● Records to use
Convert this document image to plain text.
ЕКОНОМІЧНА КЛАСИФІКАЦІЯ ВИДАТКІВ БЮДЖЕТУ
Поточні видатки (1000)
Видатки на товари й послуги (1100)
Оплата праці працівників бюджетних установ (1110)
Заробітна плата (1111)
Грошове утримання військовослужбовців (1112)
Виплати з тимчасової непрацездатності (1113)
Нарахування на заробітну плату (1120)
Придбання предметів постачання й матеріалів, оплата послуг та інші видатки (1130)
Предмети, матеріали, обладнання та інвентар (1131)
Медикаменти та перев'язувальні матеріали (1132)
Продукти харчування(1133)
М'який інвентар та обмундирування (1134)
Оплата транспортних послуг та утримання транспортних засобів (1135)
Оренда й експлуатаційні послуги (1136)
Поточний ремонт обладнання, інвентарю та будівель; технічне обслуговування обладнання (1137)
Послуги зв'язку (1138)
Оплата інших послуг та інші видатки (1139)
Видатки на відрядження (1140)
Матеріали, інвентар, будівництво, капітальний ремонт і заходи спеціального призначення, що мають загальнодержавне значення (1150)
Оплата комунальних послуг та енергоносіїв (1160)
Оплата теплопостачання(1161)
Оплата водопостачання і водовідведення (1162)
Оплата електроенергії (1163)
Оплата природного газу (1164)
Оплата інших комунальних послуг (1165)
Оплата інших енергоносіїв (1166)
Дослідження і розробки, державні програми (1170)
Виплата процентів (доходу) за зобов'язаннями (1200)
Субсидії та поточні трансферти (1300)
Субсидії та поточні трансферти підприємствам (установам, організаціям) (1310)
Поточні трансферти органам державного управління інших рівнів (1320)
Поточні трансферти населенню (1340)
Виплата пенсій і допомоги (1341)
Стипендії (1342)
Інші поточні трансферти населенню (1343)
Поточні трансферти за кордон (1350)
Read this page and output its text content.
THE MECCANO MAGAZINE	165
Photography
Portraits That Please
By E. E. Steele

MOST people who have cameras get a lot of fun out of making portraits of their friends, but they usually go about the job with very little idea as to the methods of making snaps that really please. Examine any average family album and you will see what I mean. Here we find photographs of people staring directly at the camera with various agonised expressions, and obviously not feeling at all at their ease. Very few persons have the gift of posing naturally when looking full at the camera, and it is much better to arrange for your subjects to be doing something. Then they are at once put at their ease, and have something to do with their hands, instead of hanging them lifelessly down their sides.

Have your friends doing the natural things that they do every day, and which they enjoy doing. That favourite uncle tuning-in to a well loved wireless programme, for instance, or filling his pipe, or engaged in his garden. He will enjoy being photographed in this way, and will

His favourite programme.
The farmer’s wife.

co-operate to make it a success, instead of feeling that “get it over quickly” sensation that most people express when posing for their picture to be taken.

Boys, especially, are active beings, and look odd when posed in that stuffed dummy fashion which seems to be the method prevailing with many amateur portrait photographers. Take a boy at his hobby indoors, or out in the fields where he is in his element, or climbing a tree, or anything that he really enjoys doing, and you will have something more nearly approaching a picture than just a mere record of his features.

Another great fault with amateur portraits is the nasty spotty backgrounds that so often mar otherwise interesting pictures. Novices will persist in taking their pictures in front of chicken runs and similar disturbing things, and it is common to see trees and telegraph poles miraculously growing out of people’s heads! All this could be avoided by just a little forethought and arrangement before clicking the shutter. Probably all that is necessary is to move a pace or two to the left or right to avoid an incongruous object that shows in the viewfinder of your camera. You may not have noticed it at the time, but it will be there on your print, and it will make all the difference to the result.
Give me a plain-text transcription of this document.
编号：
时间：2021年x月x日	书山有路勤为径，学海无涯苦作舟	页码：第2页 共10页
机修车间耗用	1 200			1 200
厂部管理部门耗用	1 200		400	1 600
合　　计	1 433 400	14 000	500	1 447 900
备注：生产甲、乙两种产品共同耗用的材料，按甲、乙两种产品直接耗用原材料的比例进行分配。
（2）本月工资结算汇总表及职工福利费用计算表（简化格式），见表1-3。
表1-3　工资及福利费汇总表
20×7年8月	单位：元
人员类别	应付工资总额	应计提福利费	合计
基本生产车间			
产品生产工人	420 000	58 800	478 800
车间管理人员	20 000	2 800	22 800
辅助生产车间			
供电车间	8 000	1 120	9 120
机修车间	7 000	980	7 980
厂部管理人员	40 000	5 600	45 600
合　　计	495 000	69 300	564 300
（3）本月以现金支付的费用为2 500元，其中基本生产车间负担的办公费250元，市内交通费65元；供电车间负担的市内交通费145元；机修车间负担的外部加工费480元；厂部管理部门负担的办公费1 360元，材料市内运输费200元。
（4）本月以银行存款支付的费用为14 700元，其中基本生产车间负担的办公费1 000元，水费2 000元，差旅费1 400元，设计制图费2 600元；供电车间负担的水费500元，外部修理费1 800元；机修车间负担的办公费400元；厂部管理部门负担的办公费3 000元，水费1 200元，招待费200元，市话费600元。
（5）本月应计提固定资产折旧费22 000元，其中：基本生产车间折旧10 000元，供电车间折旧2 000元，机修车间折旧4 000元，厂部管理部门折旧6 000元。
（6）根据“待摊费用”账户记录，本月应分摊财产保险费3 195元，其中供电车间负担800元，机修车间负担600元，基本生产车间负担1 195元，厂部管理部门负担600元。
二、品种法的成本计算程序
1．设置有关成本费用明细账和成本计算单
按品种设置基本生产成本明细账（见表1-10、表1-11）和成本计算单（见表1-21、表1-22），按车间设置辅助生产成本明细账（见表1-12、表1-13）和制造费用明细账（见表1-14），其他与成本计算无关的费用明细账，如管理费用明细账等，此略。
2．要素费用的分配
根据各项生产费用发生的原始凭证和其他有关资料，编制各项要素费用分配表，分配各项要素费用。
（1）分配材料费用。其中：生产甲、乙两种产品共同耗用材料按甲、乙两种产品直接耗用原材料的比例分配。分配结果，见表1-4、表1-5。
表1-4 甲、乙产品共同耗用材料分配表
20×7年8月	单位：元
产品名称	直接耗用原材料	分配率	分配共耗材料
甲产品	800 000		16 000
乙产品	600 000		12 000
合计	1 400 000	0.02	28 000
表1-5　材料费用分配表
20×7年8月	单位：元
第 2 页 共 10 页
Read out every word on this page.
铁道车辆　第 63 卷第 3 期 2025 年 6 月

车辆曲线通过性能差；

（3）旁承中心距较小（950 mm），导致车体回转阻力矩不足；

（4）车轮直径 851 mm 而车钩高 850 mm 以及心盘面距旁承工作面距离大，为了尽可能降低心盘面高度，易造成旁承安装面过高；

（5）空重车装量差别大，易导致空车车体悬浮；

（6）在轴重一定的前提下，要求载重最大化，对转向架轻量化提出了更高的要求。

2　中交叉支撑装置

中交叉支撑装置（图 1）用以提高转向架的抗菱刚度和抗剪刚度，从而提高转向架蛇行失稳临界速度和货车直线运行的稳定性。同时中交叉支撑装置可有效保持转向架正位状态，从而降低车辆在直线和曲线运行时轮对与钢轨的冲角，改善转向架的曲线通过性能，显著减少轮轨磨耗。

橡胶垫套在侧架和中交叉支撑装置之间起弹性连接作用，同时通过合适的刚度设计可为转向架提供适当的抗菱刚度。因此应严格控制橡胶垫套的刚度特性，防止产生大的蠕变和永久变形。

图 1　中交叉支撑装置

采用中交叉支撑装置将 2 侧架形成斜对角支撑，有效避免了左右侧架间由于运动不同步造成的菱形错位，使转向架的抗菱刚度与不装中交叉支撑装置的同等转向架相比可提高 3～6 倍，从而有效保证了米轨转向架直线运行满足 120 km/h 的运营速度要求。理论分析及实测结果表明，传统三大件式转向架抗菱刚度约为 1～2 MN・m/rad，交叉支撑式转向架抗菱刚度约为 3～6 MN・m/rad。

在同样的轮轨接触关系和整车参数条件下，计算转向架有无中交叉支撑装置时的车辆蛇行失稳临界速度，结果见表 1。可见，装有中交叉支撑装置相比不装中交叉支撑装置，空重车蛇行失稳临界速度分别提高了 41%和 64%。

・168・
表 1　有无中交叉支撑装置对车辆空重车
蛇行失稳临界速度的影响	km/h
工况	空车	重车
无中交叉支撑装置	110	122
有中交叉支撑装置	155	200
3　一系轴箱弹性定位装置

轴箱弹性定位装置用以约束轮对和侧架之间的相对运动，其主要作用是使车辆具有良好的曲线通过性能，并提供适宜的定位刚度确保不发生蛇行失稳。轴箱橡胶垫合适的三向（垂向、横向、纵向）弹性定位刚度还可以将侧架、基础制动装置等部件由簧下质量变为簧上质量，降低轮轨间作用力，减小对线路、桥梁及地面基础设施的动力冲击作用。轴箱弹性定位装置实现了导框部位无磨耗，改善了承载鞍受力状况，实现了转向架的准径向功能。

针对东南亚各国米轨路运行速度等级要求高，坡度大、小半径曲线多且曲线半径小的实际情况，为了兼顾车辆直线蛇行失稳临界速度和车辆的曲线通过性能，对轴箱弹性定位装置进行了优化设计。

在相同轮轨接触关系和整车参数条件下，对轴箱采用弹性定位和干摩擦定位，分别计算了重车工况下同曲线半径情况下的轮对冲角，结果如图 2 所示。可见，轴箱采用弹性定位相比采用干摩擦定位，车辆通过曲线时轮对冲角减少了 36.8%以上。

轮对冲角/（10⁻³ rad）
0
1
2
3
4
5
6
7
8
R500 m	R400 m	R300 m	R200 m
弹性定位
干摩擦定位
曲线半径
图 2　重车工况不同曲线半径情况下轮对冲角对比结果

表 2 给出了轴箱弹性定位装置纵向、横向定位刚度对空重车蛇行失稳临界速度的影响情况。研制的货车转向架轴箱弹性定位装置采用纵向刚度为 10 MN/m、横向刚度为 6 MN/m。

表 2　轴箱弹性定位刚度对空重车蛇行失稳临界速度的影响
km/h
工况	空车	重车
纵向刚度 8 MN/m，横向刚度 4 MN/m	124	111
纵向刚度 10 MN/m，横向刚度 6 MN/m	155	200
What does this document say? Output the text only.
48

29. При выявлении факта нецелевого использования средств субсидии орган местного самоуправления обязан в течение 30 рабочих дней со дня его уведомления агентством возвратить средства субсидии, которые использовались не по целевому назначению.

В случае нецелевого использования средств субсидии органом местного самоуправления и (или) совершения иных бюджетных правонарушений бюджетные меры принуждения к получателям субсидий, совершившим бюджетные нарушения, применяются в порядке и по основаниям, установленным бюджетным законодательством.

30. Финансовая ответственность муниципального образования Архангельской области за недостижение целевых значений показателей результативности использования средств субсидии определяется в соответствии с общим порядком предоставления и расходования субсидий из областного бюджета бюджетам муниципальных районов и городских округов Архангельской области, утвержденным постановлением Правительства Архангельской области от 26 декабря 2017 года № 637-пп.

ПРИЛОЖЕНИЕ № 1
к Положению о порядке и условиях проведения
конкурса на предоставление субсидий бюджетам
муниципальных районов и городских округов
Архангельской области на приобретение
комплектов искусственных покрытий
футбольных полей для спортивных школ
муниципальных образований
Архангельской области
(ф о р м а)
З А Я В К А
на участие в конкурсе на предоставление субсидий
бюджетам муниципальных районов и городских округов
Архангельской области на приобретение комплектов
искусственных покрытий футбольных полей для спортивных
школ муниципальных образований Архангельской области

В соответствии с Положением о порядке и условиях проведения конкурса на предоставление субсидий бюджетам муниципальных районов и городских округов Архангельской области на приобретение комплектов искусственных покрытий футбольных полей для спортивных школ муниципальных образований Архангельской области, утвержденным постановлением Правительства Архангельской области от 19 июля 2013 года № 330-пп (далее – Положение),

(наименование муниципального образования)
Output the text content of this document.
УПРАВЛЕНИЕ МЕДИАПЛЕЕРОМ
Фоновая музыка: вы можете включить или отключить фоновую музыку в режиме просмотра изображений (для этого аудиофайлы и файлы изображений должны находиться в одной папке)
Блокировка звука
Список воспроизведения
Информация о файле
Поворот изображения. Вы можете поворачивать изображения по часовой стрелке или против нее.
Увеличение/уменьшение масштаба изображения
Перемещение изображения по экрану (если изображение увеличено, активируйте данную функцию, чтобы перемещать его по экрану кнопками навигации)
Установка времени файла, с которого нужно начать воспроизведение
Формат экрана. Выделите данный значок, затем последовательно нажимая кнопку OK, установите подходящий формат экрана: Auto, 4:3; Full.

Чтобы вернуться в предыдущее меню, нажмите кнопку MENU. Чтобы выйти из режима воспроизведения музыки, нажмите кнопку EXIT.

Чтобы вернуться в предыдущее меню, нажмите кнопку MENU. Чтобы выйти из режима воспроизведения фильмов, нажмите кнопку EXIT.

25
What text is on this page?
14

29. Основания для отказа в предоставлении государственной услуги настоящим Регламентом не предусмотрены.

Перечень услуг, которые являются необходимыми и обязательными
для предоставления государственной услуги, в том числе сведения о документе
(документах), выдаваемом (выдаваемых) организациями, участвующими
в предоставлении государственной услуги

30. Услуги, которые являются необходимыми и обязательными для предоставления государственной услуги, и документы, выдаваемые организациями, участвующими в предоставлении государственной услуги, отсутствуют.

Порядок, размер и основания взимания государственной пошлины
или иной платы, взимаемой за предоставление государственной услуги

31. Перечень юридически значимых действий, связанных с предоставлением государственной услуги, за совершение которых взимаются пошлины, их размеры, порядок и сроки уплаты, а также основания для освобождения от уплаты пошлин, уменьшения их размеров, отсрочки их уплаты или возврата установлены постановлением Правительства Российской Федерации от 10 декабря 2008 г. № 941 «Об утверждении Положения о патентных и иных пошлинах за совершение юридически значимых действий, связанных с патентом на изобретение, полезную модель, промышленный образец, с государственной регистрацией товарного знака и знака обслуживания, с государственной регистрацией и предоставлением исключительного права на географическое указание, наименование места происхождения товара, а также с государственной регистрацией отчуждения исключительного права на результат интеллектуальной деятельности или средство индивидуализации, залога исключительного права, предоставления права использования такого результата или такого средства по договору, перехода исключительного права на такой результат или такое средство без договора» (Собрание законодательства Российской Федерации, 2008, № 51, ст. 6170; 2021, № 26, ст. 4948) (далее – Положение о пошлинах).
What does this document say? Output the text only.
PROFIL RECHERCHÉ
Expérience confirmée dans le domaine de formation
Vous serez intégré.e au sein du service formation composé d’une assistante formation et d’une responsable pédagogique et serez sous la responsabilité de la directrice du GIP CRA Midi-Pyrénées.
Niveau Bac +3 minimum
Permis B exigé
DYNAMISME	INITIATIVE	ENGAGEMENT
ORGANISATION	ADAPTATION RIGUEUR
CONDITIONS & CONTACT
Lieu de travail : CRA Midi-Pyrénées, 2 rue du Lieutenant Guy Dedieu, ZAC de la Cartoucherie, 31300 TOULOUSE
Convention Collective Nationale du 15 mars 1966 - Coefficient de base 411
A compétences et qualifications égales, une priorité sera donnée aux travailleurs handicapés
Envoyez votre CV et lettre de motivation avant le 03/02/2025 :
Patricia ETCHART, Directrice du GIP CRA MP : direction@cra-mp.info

● To do
Return every line above that contains the word "приобретение".

● Output
Архангельской области на приобретение
Архангельской области на приобретение комплектов
В соответствии с Положением о порядке и условиях проведения конкурса на предоставление субсидий бюджетам муниципальных районов и городских округов Архангельской области на приобретение комплектов искусственных покрытий футбольных полей для спортивных школ муниципальных образований Архангельской области, утвержденным постановлением Правительства Архангельской области от 19 июля 2013 года № 330-пп (далее – Положение),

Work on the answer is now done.